**Exercise details:** Count the lines in the records below that contain the word "casos", and reply with only that number.

**Recorded information:**
********************

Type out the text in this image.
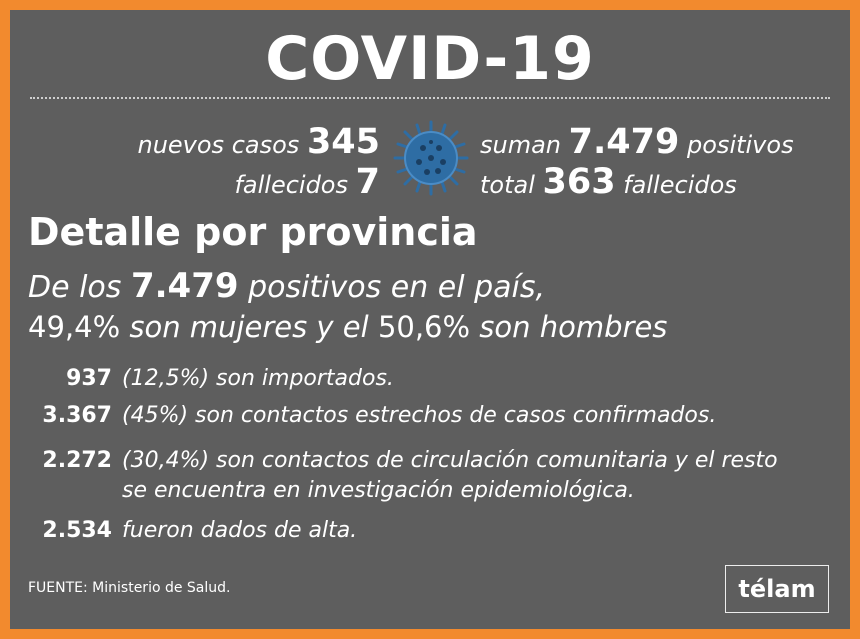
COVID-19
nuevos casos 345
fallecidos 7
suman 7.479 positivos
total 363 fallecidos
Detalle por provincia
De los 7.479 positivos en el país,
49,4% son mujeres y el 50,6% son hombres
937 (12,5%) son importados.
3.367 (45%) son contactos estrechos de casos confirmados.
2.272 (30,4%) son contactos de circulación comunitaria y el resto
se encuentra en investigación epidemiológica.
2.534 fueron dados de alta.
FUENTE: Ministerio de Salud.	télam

********************

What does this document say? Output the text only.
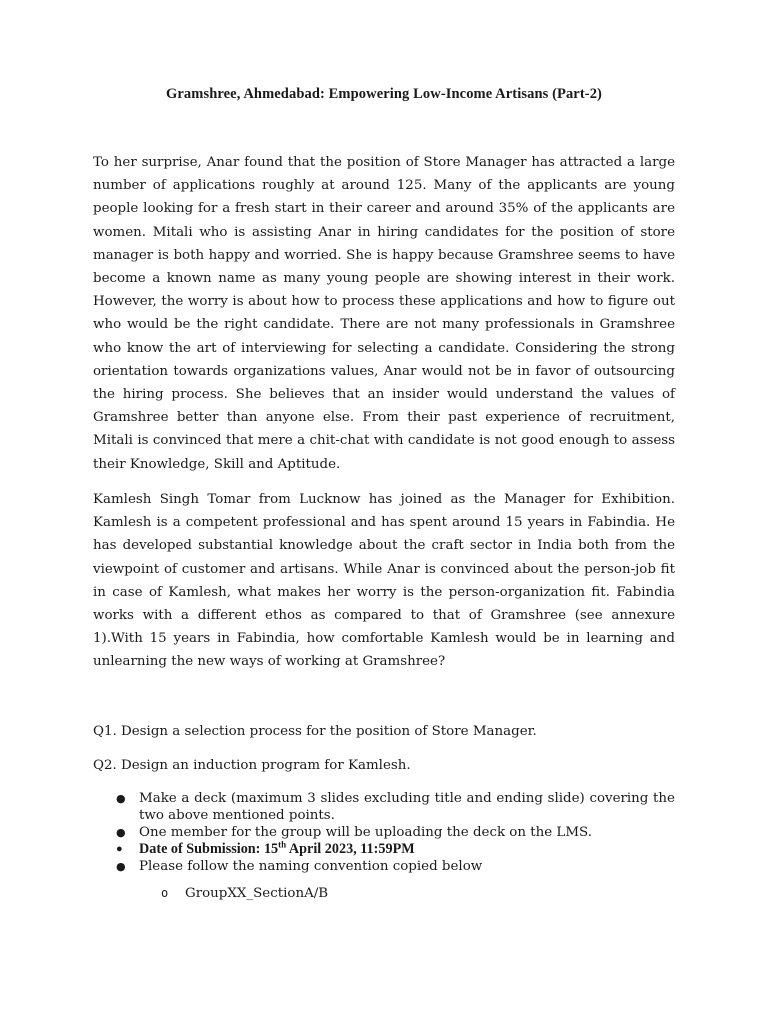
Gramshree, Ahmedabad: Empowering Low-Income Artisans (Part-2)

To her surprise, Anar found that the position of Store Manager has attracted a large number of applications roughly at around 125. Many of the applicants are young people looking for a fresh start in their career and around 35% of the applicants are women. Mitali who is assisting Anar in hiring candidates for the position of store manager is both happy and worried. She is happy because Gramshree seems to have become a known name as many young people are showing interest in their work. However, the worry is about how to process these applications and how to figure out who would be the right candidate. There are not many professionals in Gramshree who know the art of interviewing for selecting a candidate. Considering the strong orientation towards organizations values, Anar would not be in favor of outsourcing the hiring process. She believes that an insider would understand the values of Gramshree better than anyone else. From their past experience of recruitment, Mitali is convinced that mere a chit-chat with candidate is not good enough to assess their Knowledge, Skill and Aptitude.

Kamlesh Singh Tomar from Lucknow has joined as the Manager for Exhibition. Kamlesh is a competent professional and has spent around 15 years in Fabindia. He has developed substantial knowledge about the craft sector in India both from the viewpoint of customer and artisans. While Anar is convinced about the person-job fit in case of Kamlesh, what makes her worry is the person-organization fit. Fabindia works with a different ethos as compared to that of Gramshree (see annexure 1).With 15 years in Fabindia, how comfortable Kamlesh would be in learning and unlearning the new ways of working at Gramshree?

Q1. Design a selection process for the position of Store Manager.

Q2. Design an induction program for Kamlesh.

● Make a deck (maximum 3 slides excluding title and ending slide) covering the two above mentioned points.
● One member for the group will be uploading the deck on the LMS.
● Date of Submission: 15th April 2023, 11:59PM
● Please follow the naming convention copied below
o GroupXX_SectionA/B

********************

**Solution to this exercise:** 2